* Set problem
Keep only the lines that hold the string "Spicy", filtering out the rest of the entries below.

* Extracted material
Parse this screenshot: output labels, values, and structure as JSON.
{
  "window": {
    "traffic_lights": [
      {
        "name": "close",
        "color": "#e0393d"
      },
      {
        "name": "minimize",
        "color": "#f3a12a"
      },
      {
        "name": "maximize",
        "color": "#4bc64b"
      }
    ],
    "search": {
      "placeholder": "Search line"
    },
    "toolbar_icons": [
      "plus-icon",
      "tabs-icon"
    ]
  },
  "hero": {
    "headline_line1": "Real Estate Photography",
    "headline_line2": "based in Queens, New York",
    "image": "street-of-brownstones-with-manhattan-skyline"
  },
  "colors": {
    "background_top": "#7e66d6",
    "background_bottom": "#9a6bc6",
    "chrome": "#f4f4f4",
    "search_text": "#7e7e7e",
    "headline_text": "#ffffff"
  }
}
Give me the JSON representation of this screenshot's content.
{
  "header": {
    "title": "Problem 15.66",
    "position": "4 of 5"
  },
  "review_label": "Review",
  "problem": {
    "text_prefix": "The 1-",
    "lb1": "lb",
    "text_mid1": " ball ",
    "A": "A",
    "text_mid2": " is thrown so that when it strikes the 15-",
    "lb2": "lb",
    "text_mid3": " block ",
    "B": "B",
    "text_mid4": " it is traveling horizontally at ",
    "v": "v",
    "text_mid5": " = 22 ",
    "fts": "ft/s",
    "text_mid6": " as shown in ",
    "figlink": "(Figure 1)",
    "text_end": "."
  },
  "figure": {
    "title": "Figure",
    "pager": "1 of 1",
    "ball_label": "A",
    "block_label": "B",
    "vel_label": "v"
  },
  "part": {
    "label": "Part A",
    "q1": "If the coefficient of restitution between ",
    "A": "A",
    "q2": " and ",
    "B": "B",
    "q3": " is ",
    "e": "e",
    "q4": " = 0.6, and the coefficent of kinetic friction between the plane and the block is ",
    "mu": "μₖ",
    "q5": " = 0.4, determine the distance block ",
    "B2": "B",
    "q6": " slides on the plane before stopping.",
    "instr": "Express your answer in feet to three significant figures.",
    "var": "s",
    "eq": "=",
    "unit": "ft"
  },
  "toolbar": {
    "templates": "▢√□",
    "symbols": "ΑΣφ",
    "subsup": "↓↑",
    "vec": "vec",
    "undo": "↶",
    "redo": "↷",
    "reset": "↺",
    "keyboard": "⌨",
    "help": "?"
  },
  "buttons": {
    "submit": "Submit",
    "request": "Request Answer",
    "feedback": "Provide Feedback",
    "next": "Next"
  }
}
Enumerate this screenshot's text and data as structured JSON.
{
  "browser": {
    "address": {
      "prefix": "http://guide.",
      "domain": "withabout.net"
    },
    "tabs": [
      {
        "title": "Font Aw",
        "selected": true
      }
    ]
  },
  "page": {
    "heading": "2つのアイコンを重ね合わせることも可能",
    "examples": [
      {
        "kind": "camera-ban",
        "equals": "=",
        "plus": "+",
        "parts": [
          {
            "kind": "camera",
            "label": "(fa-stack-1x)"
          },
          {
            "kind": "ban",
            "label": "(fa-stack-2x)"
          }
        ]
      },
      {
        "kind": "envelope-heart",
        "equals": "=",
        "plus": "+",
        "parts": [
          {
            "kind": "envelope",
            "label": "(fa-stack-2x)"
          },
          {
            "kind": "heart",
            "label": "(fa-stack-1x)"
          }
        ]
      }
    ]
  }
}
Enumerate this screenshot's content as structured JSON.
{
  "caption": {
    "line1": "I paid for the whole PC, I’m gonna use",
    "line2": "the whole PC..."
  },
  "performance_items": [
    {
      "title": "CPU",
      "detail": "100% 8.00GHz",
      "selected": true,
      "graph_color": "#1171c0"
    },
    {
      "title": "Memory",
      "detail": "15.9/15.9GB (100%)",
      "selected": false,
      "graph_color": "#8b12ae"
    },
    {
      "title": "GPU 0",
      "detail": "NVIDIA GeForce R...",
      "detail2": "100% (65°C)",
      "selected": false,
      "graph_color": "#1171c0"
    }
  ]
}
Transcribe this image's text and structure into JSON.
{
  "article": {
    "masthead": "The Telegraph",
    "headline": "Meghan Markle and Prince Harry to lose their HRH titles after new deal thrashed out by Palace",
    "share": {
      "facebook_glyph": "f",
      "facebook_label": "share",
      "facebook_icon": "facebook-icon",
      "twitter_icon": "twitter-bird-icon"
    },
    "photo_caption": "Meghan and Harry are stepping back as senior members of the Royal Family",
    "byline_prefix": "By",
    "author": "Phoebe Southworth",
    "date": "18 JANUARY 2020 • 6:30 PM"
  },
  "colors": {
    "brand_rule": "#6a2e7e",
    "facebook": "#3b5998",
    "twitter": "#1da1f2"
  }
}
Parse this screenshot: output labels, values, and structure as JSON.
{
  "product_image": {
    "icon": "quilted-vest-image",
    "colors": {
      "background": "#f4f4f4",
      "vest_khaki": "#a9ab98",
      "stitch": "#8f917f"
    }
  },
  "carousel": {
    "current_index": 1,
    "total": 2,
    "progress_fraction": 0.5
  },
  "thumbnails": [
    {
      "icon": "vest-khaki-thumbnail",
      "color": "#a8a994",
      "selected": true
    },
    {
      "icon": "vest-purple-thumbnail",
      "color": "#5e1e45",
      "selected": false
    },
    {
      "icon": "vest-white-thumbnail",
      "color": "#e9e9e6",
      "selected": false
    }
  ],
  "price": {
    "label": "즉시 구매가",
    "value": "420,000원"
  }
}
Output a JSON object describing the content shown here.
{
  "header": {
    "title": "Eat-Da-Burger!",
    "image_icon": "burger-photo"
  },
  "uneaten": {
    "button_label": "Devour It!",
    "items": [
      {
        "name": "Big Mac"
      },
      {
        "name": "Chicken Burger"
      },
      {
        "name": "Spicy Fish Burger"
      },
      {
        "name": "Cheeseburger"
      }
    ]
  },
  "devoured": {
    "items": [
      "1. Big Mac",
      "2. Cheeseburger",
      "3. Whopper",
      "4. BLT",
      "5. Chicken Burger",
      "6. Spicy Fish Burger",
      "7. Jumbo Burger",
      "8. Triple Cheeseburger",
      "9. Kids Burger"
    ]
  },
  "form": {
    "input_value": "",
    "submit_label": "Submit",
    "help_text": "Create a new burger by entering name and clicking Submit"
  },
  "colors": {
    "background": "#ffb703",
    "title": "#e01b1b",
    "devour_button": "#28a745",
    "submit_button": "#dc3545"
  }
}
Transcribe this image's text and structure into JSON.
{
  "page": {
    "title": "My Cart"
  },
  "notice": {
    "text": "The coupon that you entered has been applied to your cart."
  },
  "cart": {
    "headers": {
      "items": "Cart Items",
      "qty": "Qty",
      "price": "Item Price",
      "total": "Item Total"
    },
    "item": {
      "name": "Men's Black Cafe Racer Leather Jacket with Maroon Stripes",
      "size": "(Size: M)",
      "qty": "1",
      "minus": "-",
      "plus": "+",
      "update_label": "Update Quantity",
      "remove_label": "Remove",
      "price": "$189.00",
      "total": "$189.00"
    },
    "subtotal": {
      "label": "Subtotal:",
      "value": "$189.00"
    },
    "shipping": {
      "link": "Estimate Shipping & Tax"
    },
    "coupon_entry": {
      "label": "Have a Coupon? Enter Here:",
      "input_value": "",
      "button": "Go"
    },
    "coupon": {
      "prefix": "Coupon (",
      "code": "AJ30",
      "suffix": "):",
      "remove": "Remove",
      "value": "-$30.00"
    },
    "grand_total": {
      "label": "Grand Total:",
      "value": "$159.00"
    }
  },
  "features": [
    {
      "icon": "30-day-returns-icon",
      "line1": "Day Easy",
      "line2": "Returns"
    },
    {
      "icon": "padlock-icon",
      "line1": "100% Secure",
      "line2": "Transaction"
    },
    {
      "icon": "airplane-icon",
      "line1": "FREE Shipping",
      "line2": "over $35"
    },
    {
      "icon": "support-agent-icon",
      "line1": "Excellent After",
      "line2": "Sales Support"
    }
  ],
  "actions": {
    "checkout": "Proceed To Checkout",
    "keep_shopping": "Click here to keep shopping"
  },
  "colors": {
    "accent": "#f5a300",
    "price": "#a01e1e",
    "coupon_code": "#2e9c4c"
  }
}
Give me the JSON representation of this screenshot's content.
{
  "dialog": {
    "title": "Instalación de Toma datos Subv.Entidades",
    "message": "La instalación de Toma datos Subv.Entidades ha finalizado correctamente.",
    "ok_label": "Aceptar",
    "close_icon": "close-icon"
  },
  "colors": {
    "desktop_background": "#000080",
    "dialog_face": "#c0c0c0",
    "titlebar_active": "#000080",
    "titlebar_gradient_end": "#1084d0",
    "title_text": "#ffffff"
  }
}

* Answer to the problem
        "name": "Spicy Fish Burger"
      "6. Spicy Fish Burger",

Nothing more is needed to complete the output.